[start Task data]

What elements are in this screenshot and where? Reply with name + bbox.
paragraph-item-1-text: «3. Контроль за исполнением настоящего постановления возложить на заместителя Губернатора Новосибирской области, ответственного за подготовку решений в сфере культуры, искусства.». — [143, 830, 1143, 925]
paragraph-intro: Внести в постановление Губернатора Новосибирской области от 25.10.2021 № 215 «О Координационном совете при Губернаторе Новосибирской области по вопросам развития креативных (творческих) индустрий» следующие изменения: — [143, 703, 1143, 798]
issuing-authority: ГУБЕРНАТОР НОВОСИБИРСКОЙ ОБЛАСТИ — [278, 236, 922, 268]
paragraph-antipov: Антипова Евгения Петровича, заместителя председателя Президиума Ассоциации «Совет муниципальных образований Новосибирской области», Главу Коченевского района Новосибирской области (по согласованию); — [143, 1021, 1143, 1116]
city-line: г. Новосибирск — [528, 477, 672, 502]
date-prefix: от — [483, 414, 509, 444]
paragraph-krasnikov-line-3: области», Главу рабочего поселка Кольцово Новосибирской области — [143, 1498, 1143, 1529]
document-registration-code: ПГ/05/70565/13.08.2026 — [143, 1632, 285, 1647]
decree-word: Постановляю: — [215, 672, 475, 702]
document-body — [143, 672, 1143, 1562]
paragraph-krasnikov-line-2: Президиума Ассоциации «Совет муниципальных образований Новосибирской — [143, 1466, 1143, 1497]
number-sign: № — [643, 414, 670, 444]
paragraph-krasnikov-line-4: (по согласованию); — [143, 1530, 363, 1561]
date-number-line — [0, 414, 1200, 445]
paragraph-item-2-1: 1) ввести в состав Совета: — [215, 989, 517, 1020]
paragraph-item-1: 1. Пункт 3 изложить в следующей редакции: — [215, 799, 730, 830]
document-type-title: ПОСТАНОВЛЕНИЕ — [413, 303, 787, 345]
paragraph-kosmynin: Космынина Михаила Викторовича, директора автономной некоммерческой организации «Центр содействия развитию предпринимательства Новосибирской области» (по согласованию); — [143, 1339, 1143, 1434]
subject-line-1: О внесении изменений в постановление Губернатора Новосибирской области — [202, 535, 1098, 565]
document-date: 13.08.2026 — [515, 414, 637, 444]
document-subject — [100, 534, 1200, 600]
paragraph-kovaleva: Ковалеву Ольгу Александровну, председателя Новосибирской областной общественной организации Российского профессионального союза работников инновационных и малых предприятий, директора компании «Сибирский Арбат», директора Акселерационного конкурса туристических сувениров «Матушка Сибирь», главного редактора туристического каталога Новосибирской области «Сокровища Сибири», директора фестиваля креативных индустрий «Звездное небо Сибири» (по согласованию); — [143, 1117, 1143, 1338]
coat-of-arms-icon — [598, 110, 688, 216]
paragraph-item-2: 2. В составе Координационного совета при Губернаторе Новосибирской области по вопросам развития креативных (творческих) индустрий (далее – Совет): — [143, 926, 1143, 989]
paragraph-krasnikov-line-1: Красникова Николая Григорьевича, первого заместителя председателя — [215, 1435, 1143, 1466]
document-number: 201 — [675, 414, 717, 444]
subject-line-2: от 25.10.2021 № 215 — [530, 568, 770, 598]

[end Task data]

Exercise instructions — Please pick out every line of the items above that contains the word "subject", and copy each one in full.

Written response —
subject-line-1: О внесении изменений в постановление Губернатора Новосибирской области — [202, 535, 1098, 565]
document-subject — [100, 534, 1200, 600]
subject-line-2: от 25.10.2021 № 215 — [530, 568, 770, 598]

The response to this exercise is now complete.